--- INSTRUCTIONS FOR THE TASK ---
Spot each line that carries the word "Закрытие"; copy those lines.

--- SUPPLIED DATA ---
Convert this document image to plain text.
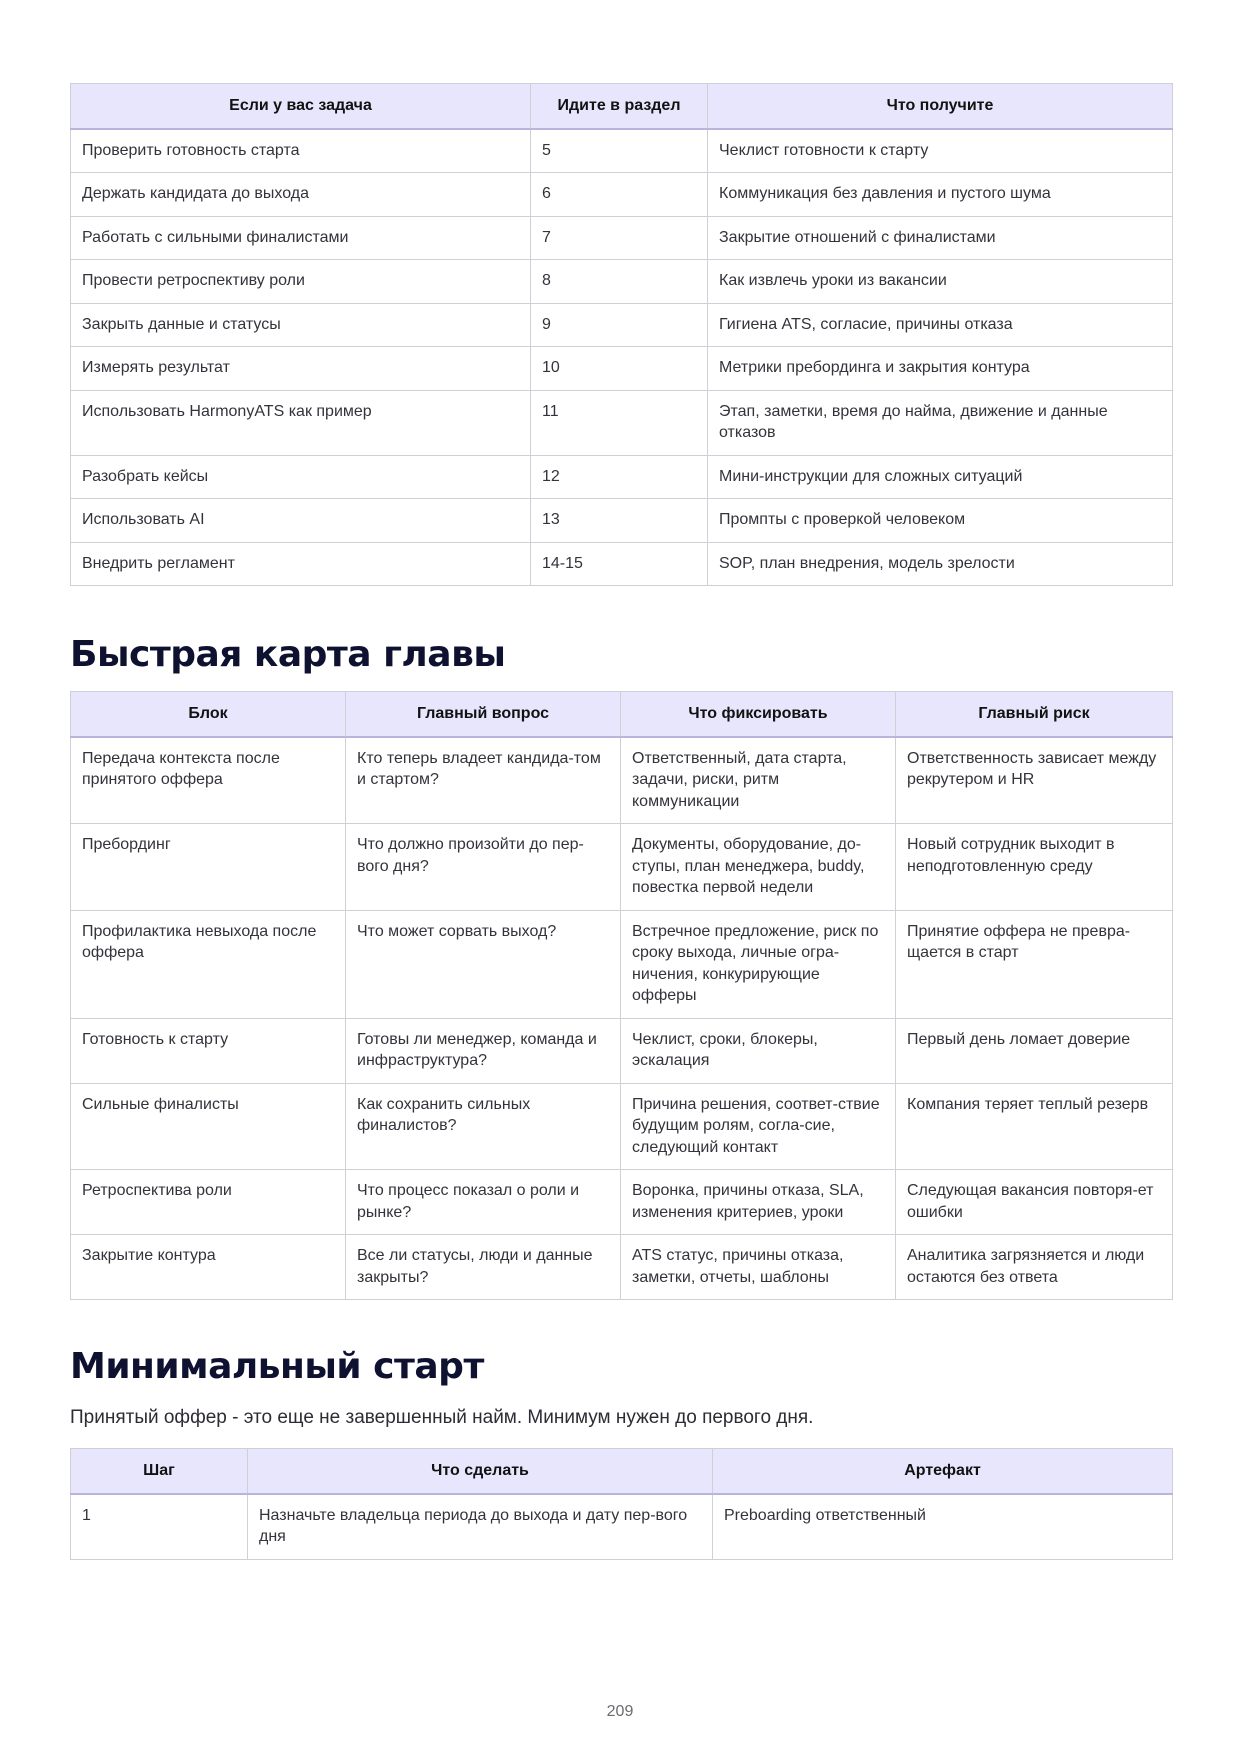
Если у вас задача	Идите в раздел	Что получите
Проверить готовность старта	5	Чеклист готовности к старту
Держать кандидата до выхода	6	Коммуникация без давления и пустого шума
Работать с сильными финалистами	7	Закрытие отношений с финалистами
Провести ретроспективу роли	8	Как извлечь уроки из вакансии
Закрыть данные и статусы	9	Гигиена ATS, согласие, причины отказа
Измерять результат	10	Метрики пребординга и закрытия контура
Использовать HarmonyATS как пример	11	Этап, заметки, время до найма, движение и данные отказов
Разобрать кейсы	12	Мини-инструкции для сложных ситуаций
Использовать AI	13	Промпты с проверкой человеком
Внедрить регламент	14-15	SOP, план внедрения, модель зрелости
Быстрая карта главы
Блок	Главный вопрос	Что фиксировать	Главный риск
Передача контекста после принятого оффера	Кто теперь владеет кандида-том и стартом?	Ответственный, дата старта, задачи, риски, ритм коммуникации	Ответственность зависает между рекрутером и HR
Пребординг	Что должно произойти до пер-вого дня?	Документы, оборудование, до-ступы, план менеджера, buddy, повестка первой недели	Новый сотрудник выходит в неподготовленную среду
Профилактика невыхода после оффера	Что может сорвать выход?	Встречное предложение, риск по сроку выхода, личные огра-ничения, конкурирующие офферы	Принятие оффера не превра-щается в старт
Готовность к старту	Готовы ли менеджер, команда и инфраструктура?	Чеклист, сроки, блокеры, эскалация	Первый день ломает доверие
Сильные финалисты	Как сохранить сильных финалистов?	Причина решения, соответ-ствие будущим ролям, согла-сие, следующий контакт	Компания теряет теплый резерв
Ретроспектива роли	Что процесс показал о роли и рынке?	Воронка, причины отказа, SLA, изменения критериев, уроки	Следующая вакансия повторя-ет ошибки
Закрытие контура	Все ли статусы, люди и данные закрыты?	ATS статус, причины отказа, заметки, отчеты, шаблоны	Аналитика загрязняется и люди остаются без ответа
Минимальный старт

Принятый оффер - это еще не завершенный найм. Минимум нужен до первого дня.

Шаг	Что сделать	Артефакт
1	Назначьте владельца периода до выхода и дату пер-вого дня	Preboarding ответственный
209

--- RESPONSE TO THIS EXERCISE ---
Работать с сильными финалистами	7	Закрытие отношений с финалистами
Закрытие контура	Все ли статусы, люди и данные закрыты?	ATS статус, причины отказа, заметки, отчеты, шаблоны	Аналитика загрязняется и люди остаются без ответа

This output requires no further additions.